THE TASKS ->
**a.** Transcribe the stretch of the strategic planning handout from "Planning, Performance, and" through "correctly describes strategy?".
**b.** According to the strategic planning handout, which term and academic year is it for?

DOCUMENT PASSAGE ->
Planning, Performance, and Control


Second Term, Academic Year 2021-2022

HANDOUT 9: STRATEGIC PLANNING

STRATEGY AND SWOT

1. Which of the following correctly describes strategy?


A. Strategy is the short-term planning and work of the organization. Strategy work
is not the day-to-day operations work of the organization, but strategy does guide
that daily work in the organization. Strategy provides a framework and feedback
mechanism to evaluate the short-term effects of daily work on the future of the
organization.
B. Strategy is the long-term planning and work of the organization. Strategy work is
the day-to-day operations work of the organization, guiding that daily work in the
organization. Strategy provides a framework and feedback mechanism to
evaluate the long-term effects of daily work on the future of the organization.
C. Strategy is the short-term planning and work of the organization. Strategy work
is the day-to-day operations work of the organization, guiding that daily work in
the organization. Strategy provides a framework and feedback mechanism to
evaluate the short-term effects of daily work on the future of the organization.
D. Strategy is the long-term planning and work of the organization. Strategy work is
not the day-to-day operations work of the organization, but strategy does guide
that daily work in the organization. Strategy provides a framework and feedback
mechanism to evaluate the long-term effects of daily work on the future of the
organization.

DATASET SECTION ->

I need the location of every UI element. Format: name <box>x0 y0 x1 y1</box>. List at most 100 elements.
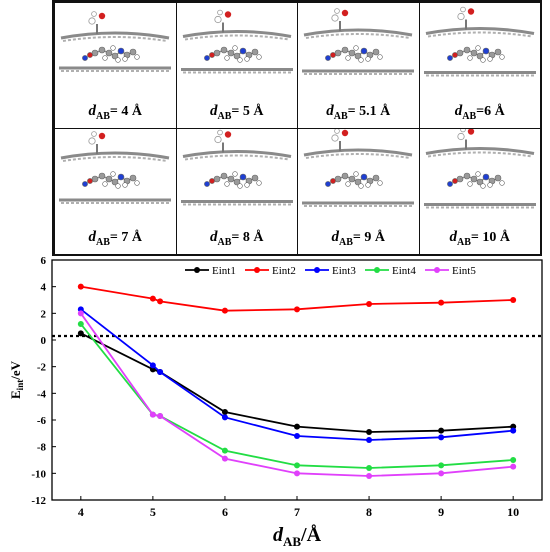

TASK RESULTS ->
**a.**
Planning, Performance, and Control


Second Term, Academic Year 2021-2022

HANDOUT 9: STRATEGIC PLANNING

STRATEGY AND SWOT

1. Which of the following correctly describes strategy?

**b.** Second Term, Academic Year 2021-2022